● **WRITTEN TASK**: Exact repetition of every entry is required.

● **RECORD SET**:
— Begin —

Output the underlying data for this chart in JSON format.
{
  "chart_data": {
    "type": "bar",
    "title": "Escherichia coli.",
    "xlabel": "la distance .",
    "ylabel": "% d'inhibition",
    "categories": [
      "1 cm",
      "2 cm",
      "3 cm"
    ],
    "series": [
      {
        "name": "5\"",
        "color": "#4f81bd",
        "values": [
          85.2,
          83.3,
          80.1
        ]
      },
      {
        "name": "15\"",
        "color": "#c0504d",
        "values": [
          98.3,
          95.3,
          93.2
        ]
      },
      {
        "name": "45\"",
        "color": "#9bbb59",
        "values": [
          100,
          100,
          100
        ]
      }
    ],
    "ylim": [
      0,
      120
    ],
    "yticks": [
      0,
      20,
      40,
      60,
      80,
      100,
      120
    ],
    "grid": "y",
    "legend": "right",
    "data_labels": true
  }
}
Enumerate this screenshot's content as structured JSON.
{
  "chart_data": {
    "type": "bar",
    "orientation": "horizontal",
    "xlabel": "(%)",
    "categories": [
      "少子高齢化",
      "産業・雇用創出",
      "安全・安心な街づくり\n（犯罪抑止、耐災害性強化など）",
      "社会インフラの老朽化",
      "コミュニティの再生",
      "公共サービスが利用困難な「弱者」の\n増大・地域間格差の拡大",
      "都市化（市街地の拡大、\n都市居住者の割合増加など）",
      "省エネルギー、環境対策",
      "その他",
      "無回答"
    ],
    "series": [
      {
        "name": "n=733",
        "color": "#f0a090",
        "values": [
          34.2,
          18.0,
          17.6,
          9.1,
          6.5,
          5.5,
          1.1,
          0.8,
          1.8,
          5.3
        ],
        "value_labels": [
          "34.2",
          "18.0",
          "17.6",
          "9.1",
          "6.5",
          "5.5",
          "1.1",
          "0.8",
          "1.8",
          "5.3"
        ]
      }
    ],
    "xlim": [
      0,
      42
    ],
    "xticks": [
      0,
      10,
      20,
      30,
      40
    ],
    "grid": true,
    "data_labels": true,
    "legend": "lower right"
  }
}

— End —

● **SOLUTION BELOW**:
Output the underlying data for this chart in JSON format.
{
  "chart_data": {
    "type": "bar",
    "title": "Escherichia coli.",
    "xlabel": "la distance .",
    "ylabel": "% d'inhibition",
    "categories": [
      "1 cm",
      "2 cm",
      "3 cm"
    ],
    "series": [
      {
        "name": "5\"",
        "color": "#4f81bd",
        "values": [
          85.2,
          83.3,
          80.1
        ]
      },
      {
        "name": "15\"",
        "color": "#c0504d",
        "values": [
          98.3,
          95.3,
          93.2
        ]
      },
      {
        "name": "45\"",
        "color": "#9bbb59",
        "values": [
          100,
          100,
          100
        ]
      }
    ],
    "ylim": [
      0,
      120
    ],
    "yticks": [
      0,
      20,
      40,
      60,
      80,
      100,
      120
    ],
    "grid": "y",
    "legend": "right",
    "data_labels": true
  }
}
Enumerate this screenshot's content as structured JSON.
{
  "chart_data": {
    "type": "bar",
    "orientation": "horizontal",
    "xlabel": "(%)",
    "categories": [
      "少子高齢化",
      "産業・雇用創出",
      "安全・安心な街づくり\n（犯罪抑止、耐災害性強化など）",
      "社会インフラの老朽化",
      "コミュニティの再生",
      "公共サービスが利用困難な「弱者」の\n増大・地域間格差の拡大",
      "都市化（市街地の拡大、\n都市居住者の割合増加など）",
      "省エネルギー、環境対策",
      "その他",
      "無回答"
    ],
    "series": [
      {
        "name": "n=733",
        "color": "#f0a090",
        "values": [
          34.2,
          18.0,
          17.6,
          9.1,
          6.5,
          5.5,
          1.1,
          0.8,
          1.8,
          5.3
        ],
        "value_labels": [
          "34.2",
          "18.0",
          "17.6",
          "9.1",
          "6.5",
          "5.5",
          "1.1",
          "0.8",
          "1.8",
          "5.3"
        ]
      }
    ],
    "xlim": [
      0,
      42
    ],
    "xticks": [
      0,
      10,
      20,
      30,
      40
    ],
    "grid": true,
    "data_labels": true,
    "legend": "lower right"
  }
}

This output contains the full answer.